Material provided >>

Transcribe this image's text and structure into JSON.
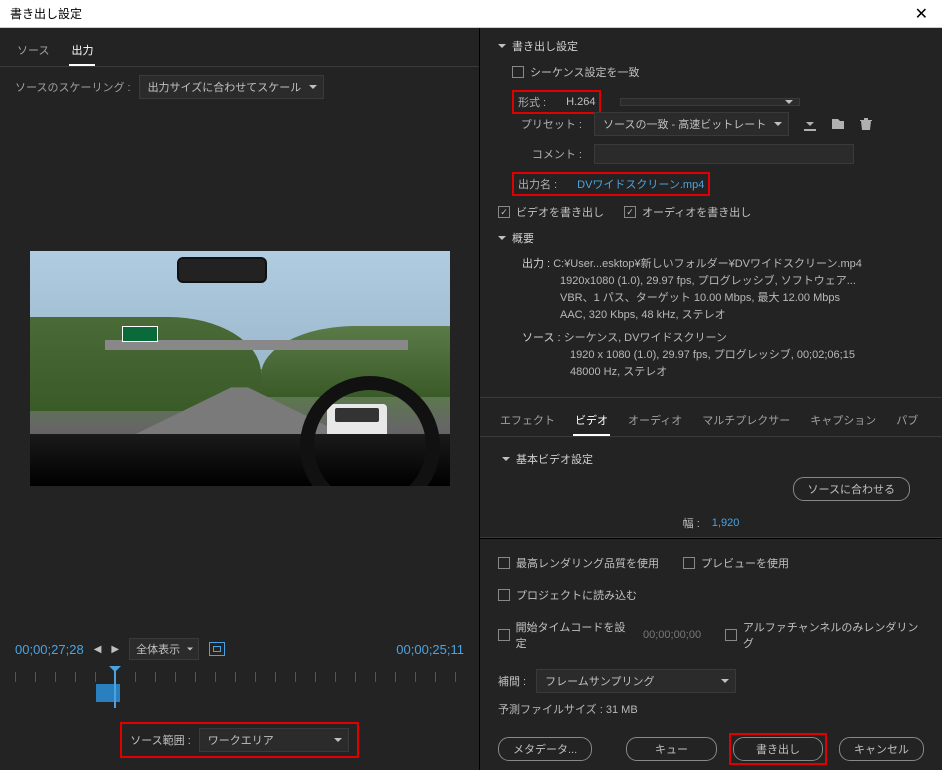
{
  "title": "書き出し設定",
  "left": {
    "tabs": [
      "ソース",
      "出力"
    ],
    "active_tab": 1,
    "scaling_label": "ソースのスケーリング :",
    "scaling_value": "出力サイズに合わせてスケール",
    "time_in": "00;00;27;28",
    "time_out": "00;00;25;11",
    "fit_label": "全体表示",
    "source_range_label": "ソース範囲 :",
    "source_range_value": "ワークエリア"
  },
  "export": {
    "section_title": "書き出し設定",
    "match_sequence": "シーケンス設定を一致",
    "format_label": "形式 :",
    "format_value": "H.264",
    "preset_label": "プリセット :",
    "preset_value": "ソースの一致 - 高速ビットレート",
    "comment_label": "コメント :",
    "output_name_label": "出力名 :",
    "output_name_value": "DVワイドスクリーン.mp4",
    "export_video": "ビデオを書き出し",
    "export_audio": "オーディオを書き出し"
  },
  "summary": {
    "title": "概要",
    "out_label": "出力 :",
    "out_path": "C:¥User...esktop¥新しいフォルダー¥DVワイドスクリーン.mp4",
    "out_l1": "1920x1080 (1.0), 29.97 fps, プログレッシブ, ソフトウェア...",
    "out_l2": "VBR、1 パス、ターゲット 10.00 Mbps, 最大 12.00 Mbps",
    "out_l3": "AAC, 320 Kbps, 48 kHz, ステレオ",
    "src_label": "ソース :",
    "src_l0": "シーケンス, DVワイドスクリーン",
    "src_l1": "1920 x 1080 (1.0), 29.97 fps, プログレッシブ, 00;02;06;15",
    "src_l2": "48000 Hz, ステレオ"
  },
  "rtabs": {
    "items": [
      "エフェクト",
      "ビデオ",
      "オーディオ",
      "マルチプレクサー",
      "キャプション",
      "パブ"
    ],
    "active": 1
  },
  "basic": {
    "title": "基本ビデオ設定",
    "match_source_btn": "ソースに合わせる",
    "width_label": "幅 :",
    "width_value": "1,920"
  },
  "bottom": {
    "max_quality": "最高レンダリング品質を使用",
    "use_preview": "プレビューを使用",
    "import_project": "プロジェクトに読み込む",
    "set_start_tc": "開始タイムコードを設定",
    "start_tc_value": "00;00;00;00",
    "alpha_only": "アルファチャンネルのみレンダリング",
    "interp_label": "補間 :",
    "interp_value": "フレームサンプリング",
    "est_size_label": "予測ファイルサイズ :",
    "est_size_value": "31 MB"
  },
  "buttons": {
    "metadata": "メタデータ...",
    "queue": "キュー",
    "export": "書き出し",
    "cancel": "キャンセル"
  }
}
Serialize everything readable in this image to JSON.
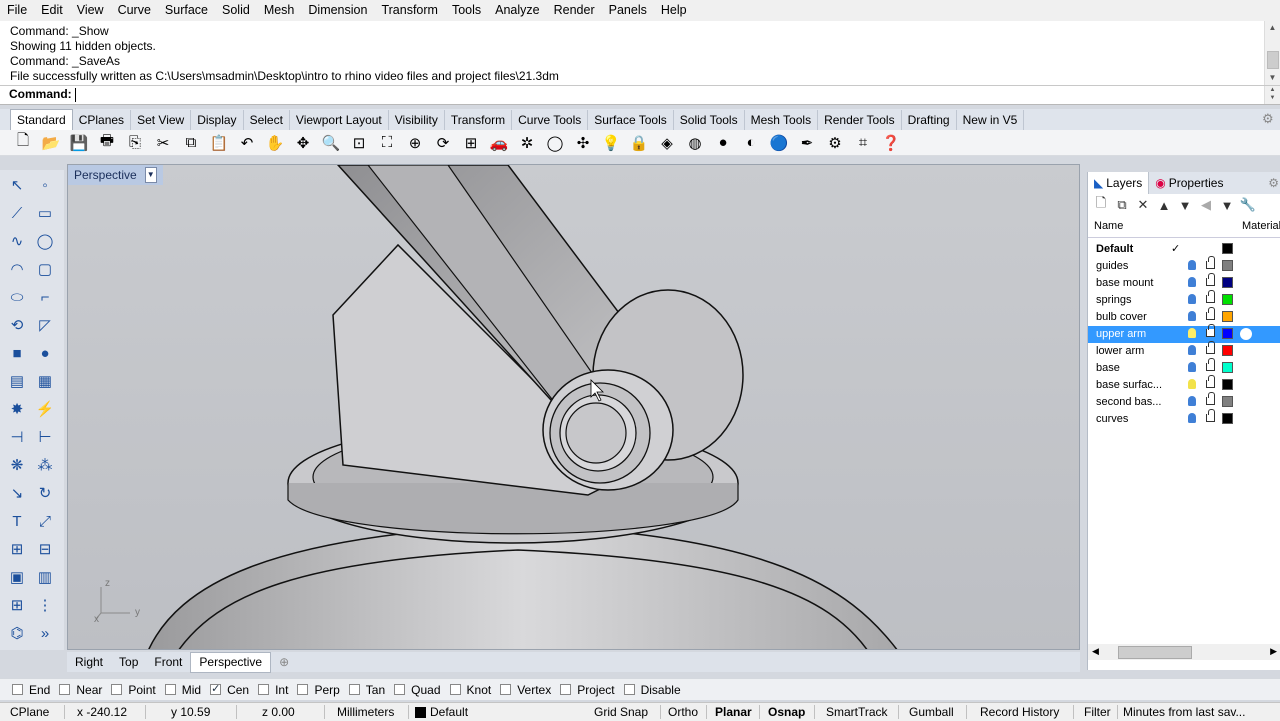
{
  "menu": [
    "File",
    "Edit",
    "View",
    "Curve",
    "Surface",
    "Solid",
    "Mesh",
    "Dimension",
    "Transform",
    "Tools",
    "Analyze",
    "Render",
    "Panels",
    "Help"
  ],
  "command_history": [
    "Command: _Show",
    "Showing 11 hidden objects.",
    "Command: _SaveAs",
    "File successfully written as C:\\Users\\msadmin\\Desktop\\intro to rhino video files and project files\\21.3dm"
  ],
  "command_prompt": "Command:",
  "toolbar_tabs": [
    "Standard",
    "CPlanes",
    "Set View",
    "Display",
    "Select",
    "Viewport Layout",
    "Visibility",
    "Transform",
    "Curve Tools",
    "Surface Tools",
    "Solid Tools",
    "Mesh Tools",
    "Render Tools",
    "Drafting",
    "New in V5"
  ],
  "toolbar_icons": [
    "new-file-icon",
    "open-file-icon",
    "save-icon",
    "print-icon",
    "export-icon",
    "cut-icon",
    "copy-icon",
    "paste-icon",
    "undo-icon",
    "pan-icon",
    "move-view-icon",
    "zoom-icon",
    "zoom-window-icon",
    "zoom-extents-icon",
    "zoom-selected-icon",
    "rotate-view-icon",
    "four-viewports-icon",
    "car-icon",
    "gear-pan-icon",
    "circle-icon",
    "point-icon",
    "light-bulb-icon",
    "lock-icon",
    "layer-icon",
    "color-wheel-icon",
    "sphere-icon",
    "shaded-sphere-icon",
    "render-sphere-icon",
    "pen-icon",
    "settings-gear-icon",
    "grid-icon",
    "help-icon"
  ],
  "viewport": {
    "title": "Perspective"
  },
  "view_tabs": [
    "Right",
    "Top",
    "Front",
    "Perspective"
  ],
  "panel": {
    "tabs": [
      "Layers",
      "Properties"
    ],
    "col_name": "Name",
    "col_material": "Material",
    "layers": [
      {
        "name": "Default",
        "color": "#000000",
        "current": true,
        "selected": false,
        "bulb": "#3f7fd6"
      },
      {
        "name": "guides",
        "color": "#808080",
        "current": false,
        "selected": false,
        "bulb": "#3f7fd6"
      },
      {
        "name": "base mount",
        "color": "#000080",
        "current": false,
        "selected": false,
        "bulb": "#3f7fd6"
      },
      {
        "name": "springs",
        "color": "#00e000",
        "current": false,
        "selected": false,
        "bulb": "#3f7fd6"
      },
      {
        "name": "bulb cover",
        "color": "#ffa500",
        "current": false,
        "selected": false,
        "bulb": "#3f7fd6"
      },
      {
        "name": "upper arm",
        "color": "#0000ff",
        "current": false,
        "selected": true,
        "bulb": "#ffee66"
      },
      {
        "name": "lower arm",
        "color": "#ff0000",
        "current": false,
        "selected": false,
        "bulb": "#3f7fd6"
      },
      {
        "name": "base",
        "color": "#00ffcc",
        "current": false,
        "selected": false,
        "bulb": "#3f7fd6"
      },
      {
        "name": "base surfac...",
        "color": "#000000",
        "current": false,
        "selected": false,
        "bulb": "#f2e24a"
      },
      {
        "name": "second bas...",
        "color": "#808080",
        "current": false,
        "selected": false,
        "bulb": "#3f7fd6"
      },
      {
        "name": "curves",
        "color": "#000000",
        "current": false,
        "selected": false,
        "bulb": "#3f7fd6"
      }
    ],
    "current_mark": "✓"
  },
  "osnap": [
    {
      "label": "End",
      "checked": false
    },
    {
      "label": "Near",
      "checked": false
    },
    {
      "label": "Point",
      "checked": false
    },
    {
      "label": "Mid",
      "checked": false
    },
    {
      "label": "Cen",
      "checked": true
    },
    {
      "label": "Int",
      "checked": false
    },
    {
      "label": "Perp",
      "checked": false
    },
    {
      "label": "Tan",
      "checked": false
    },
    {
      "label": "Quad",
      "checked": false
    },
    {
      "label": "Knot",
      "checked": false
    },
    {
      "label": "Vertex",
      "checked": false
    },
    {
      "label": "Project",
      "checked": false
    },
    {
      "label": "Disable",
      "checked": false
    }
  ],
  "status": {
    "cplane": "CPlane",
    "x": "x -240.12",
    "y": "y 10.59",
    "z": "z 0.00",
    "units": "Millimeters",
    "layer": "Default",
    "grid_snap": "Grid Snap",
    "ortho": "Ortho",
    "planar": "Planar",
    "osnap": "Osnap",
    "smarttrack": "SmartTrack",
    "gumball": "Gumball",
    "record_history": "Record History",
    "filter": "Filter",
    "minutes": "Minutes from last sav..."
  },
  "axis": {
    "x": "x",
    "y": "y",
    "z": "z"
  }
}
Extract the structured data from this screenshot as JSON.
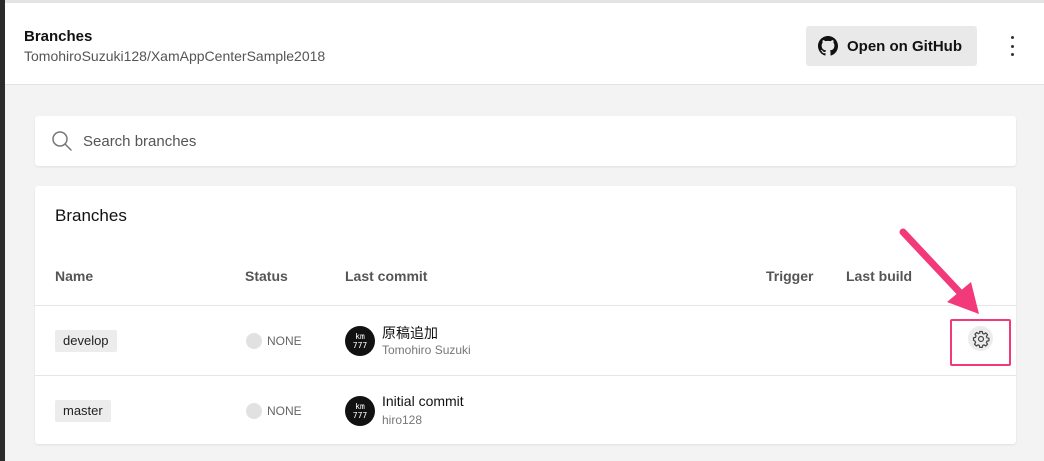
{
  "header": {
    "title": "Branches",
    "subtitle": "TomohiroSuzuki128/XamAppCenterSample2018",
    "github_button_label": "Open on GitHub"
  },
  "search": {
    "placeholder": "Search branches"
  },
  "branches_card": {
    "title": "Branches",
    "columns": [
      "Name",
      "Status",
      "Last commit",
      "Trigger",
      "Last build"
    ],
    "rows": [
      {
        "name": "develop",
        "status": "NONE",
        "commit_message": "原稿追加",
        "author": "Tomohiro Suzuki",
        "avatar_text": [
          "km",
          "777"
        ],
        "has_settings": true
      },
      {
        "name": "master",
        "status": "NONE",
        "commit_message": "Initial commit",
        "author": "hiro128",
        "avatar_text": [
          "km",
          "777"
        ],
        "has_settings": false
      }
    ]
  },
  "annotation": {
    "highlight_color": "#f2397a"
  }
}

Directions for this task >> Word for word, restate the lines from the one containing "Extract the structured" through the end of the listing, and nothing more. Skip the pictures.

Complete output >>
Extract the structured data from this screenshot as JSON.
{
  "header": {
    "title": "Branches",
    "subtitle": "TomohiroSuzuki128/XamAppCenterSample2018",
    "github_button_label": "Open on GitHub"
  },
  "search": {
    "placeholder": "Search branches"
  },
  "branches_card": {
    "title": "Branches",
    "columns": [
      "Name",
      "Status",
      "Last commit",
      "Trigger",
      "Last build"
    ],
    "rows": [
      {
        "name": "develop",
        "status": "NONE",
        "commit_message": "原稿追加",
        "author": "Tomohiro Suzuki",
        "avatar_text": [
          "km",
          "777"
        ],
        "has_settings": true
      },
      {
        "name": "master",
        "status": "NONE",
        "commit_message": "Initial commit",
        "author": "hiro128",
        "avatar_text": [
          "km",
          "777"
        ],
        "has_settings": false
      }
    ]
  },
  "annotation": {
    "highlight_color": "#f2397a"
  }
}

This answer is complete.